### [WHAT THIS TASK INVOLVES]
Every record must be repeated exactly; omit any pictures they contain.

# Start of DATA SHOWN

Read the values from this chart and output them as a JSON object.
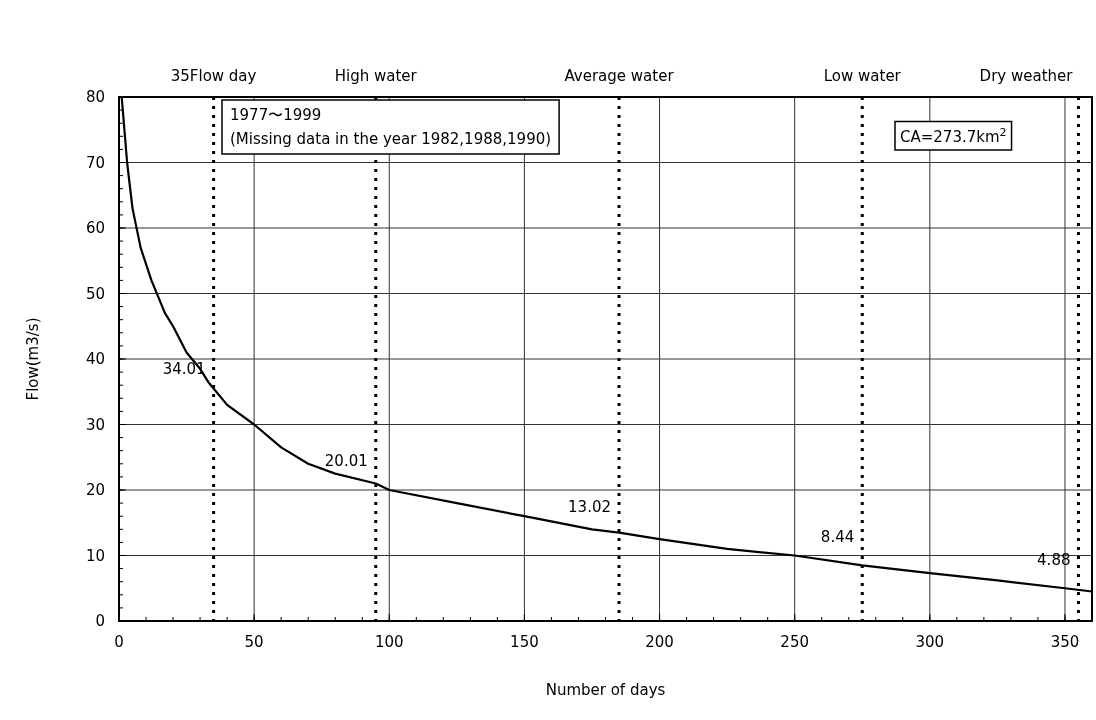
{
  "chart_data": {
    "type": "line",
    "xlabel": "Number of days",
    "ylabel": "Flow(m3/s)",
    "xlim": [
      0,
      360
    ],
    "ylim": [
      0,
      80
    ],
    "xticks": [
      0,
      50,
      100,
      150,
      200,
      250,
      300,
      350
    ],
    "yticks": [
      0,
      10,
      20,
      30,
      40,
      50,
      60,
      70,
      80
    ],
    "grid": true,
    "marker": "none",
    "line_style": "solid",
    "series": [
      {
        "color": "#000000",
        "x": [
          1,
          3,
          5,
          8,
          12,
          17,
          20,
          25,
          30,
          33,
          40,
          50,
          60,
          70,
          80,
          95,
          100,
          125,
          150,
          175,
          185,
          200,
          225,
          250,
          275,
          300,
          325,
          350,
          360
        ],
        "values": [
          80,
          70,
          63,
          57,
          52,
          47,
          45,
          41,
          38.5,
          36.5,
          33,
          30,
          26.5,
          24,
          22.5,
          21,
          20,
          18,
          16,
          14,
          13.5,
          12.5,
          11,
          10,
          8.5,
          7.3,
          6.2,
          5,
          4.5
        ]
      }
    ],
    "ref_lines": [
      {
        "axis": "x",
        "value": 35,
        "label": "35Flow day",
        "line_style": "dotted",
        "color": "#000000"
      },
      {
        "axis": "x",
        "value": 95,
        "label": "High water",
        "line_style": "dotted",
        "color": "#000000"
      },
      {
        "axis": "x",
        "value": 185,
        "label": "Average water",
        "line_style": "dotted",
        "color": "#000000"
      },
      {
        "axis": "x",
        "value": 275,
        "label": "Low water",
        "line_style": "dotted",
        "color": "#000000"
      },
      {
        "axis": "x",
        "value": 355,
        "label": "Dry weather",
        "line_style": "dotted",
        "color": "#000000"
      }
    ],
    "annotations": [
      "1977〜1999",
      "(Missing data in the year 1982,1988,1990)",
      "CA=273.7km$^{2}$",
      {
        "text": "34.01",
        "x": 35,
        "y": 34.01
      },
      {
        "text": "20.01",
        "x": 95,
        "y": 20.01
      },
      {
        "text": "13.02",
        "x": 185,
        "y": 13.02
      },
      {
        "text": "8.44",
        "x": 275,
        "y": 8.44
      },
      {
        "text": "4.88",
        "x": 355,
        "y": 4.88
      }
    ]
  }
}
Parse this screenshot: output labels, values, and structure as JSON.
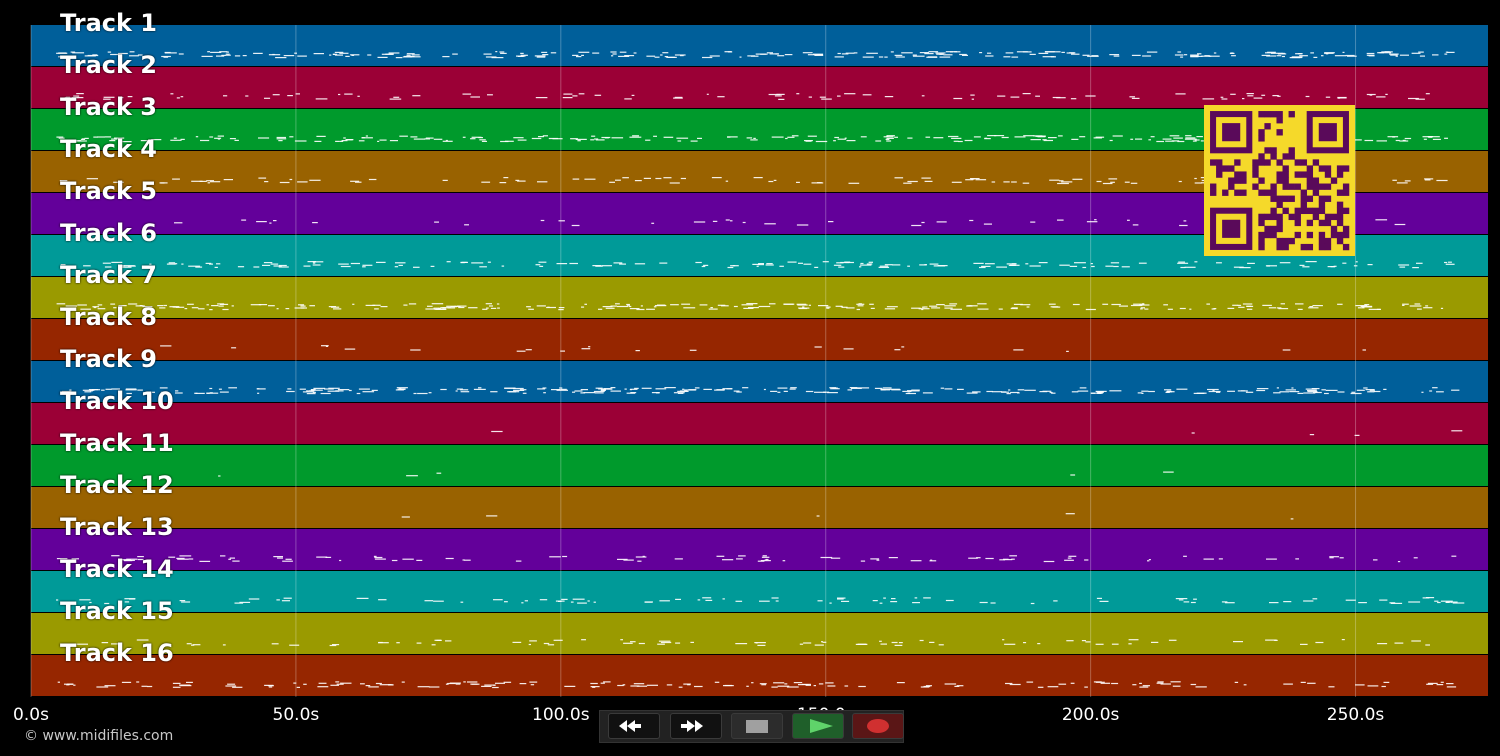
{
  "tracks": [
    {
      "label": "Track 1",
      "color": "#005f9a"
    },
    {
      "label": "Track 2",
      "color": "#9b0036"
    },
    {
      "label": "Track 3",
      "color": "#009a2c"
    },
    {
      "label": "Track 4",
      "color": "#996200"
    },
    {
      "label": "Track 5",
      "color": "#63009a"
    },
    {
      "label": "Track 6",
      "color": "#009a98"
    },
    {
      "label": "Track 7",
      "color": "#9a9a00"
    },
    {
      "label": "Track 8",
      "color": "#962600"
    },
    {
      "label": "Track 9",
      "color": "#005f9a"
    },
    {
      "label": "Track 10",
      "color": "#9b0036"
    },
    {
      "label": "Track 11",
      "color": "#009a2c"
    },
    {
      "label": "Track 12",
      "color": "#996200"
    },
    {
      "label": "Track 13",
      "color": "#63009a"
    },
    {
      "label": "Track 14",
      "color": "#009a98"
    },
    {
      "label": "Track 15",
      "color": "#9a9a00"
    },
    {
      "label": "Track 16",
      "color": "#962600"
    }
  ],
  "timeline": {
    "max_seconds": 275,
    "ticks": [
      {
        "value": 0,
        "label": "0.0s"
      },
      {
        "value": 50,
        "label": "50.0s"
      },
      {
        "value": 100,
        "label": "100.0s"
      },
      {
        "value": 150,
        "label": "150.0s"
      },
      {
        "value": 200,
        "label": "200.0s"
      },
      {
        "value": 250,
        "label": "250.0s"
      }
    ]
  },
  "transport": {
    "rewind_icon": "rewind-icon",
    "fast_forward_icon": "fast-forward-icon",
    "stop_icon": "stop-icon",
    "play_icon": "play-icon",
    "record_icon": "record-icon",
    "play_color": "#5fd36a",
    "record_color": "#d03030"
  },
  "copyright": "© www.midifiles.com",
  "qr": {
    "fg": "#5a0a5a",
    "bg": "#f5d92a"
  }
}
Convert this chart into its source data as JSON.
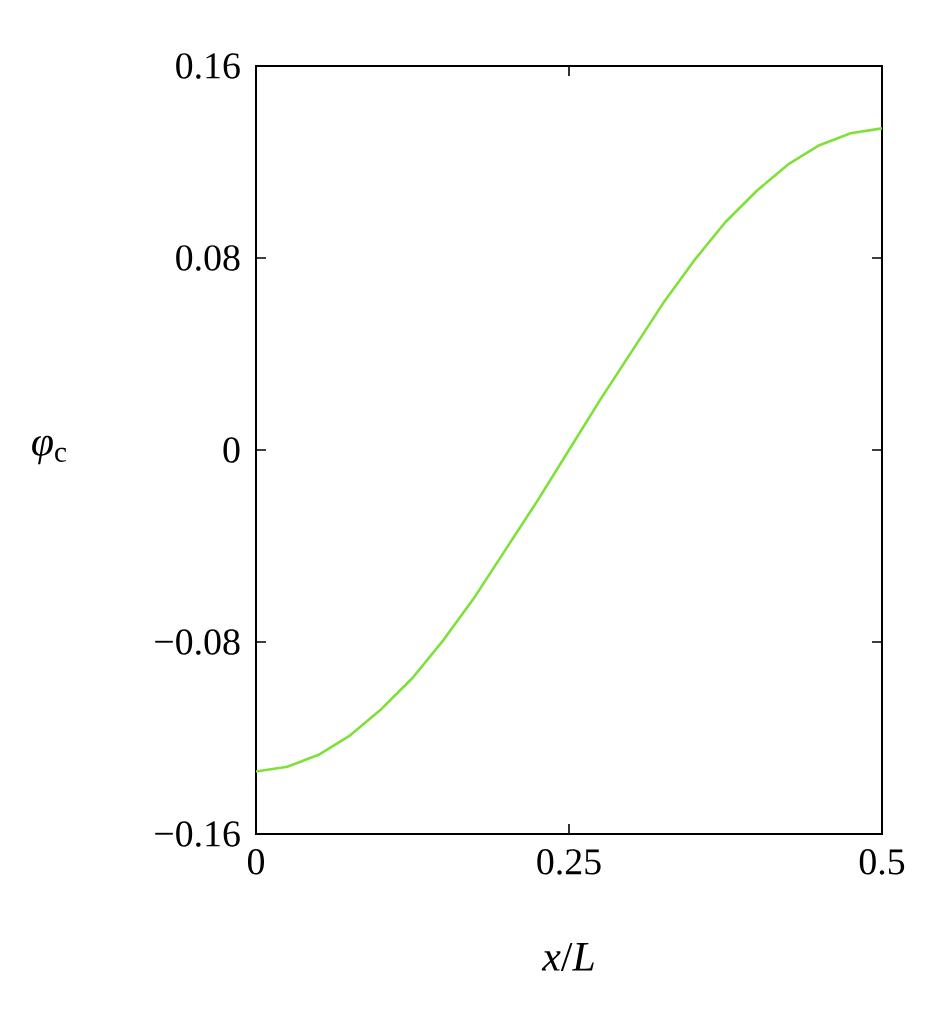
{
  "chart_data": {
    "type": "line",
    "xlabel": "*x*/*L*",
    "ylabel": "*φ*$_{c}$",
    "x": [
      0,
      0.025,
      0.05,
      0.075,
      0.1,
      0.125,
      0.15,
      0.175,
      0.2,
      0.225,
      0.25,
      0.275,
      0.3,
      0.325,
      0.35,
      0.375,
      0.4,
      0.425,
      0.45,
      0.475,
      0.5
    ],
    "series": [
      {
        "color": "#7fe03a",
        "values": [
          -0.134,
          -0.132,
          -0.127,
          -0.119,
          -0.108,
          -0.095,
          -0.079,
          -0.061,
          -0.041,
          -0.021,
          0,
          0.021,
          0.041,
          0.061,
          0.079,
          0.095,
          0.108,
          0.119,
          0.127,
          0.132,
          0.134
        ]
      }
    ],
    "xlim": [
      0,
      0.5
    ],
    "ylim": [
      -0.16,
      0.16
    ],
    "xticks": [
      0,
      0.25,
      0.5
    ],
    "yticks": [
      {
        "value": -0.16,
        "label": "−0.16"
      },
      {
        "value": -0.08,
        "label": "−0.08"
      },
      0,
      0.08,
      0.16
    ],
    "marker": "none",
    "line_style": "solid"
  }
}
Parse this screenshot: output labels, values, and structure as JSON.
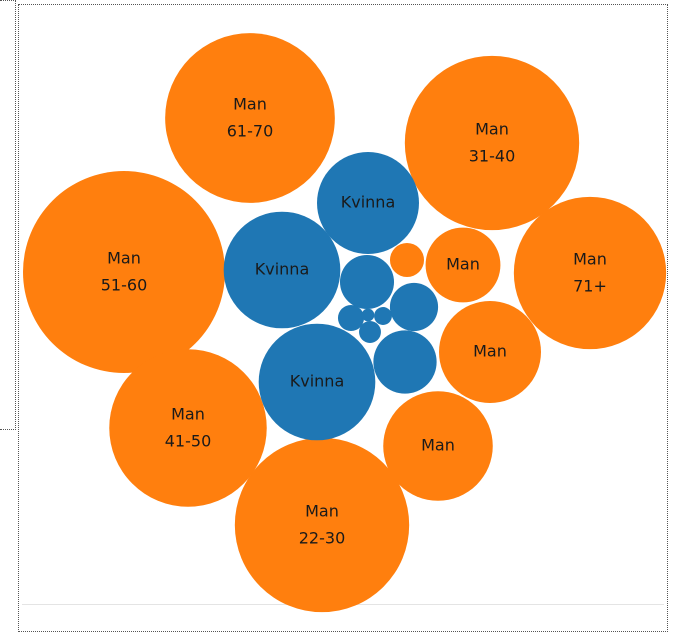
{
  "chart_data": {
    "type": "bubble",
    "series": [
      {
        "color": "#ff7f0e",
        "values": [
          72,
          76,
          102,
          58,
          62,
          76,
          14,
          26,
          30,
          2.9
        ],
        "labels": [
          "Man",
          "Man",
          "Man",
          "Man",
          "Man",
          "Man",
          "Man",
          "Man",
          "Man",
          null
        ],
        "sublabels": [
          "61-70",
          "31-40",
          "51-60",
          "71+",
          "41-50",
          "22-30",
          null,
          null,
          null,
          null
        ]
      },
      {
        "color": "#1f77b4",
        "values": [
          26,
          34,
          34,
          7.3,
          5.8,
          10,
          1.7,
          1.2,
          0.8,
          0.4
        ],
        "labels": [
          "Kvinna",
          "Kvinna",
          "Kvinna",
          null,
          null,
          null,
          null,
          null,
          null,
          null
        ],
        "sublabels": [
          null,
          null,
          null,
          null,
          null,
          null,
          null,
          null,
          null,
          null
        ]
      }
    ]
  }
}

# End of DATA SHOWN

### [OUTPUT FOR THIS EXERCISE]
Read the values from this chart and output them as a JSON object.
{
  "chart_data": {
    "type": "line",
    "xlabel": "Number of days",
    "ylabel": "Flow(m3/s)",
    "xlim": [
      0,
      360
    ],
    "ylim": [
      0,
      80
    ],
    "xticks": [
      0,
      50,
      100,
      150,
      200,
      250,
      300,
      350
    ],
    "yticks": [
      0,
      10,
      20,
      30,
      40,
      50,
      60,
      70,
      80
    ],
    "grid": true,
    "marker": "none",
    "line_style": "solid",
    "series": [
      {
        "color": "#000000",
        "x": [
          1,
          3,
          5,
          8,
          12,
          17,
          20,
          25,
          30,
          33,
          40,
          50,
          60,
          70,
          80,
          95,
          100,
          125,
          150,
          175,
          185,
          200,
          225,
          250,
          275,
          300,
          325,
          350,
          360
        ],
        "values": [
          80,
          70,
          63,
          57,
          52,
          47,
          45,
          41,
          38.5,
          36.5,
          33,
          30,
          26.5,
          24,
          22.5,
          21,
          20,
          18,
          16,
          14,
          13.5,
          12.5,
          11,
          10,
          8.5,
          7.3,
          6.2,
          5,
          4.5
        ]
      }
    ],
    "ref_lines": [
      {
        "axis": "x",
        "value": 35,
        "label": "35Flow day",
        "line_style": "dotted",
        "color": "#000000"
      },
      {
        "axis": "x",
        "value": 95,
        "label": "High water",
        "line_style": "dotted",
        "color": "#000000"
      },
      {
        "axis": "x",
        "value": 185,
        "label": "Average water",
        "line_style": "dotted",
        "color": "#000000"
      },
      {
        "axis": "x",
        "value": 275,
        "label": "Low water",
        "line_style": "dotted",
        "color": "#000000"
      },
      {
        "axis": "x",
        "value": 355,
        "label": "Dry weather",
        "line_style": "dotted",
        "color": "#000000"
      }
    ],
    "annotations": [
      "1977〜1999",
      "(Missing data in the year 1982,1988,1990)",
      "CA=273.7km$^{2}$",
      {
        "text": "34.01",
        "x": 35,
        "y": 34.01
      },
      {
        "text": "20.01",
        "x": 95,
        "y": 20.01
      },
      {
        "text": "13.02",
        "x": 185,
        "y": 13.02
      },
      {
        "text": "8.44",
        "x": 275,
        "y": 8.44
      },
      {
        "text": "4.88",
        "x": 355,
        "y": 4.88
      }
    ]
  }
}
Parse this screenshot: output labels, values, and structure as JSON.
{
  "tracks": [
    {
      "label": "Track 1",
      "color": "#005f9a"
    },
    {
      "label": "Track 2",
      "color": "#9b0036"
    },
    {
      "label": "Track 3",
      "color": "#009a2c"
    },
    {
      "label": "Track 4",
      "color": "#996200"
    },
    {
      "label": "Track 5",
      "color": "#63009a"
    },
    {
      "label": "Track 6",
      "color": "#009a98"
    },
    {
      "label": "Track 7",
      "color": "#9a9a00"
    },
    {
      "label": "Track 8",
      "color": "#962600"
    },
    {
      "label": "Track 9",
      "color": "#005f9a"
    },
    {
      "label": "Track 10",
      "color": "#9b0036"
    },
    {
      "label": "Track 11",
      "color": "#009a2c"
    },
    {
      "label": "Track 12",
      "color": "#996200"
    },
    {
      "label": "Track 13",
      "color": "#63009a"
    },
    {
      "label": "Track 14",
      "color": "#009a98"
    },
    {
      "label": "Track 15",
      "color": "#9a9a00"
    },
    {
      "label": "Track 16",
      "color": "#962600"
    }
  ],
  "timeline": {
    "max_seconds": 275,
    "ticks": [
      {
        "value": 0,
        "label": "0.0s"
      },
      {
        "value": 50,
        "label": "50.0s"
      },
      {
        "value": 100,
        "label": "100.0s"
      },
      {
        "value": 150,
        "label": "150.0s"
      },
      {
        "value": 200,
        "label": "200.0s"
      },
      {
        "value": 250,
        "label": "250.0s"
      }
    ]
  },
  "transport": {
    "rewind_icon": "rewind-icon",
    "fast_forward_icon": "fast-forward-icon",
    "stop_icon": "stop-icon",
    "play_icon": "play-icon",
    "record_icon": "record-icon",
    "play_color": "#5fd36a",
    "record_color": "#d03030"
  },
  "copyright": "© www.midifiles.com",
  "qr": {
    "fg": "#5a0a5a",
    "bg": "#f5d92a"
  }
}
Convert this chart into its source data as JSON.
{
  "chart_data": {
    "type": "line",
    "xlabel": "*x*/*L*",
    "ylabel": "*φ*$_{c}$",
    "x": [
      0,
      0.025,
      0.05,
      0.075,
      0.1,
      0.125,
      0.15,
      0.175,
      0.2,
      0.225,
      0.25,
      0.275,
      0.3,
      0.325,
      0.35,
      0.375,
      0.4,
      0.425,
      0.45,
      0.475,
      0.5
    ],
    "series": [
      {
        "color": "#7fe03a",
        "values": [
          -0.134,
          -0.132,
          -0.127,
          -0.119,
          -0.108,
          -0.095,
          -0.079,
          -0.061,
          -0.041,
          -0.021,
          0,
          0.021,
          0.041,
          0.061,
          0.079,
          0.095,
          0.108,
          0.119,
          0.127,
          0.132,
          0.134
        ]
      }
    ],
    "xlim": [
      0,
      0.5
    ],
    "ylim": [
      -0.16,
      0.16
    ],
    "xticks": [
      0,
      0.25,
      0.5
    ],
    "yticks": [
      {
        "value": -0.16,
        "label": "−0.16"
      },
      {
        "value": -0.08,
        "label": "−0.08"
      },
      0,
      0.08,
      0.16
    ],
    "marker": "none",
    "line_style": "solid"
  }
}
Parse this screenshot: output labels, values, and structure as JSON.
{
  "chart_data": {
    "type": "bubble",
    "series": [
      {
        "color": "#ff7f0e",
        "values": [
          72,
          76,
          102,
          58,
          62,
          76,
          14,
          26,
          30,
          2.9
        ],
        "labels": [
          "Man",
          "Man",
          "Man",
          "Man",
          "Man",
          "Man",
          "Man",
          "Man",
          "Man",
          null
        ],
        "sublabels": [
          "61-70",
          "31-40",
          "51-60",
          "71+",
          "41-50",
          "22-30",
          null,
          null,
          null,
          null
        ]
      },
      {
        "color": "#1f77b4",
        "values": [
          26,
          34,
          34,
          7.3,
          5.8,
          10,
          1.7,
          1.2,
          0.8,
          0.4
        ],
        "labels": [
          "Kvinna",
          "Kvinna",
          "Kvinna",
          null,
          null,
          null,
          null,
          null,
          null,
          null
        ],
        "sublabels": [
          null,
          null,
          null,
          null,
          null,
          null,
          null,
          null,
          null,
          null
        ]
      }
    ]
  }
}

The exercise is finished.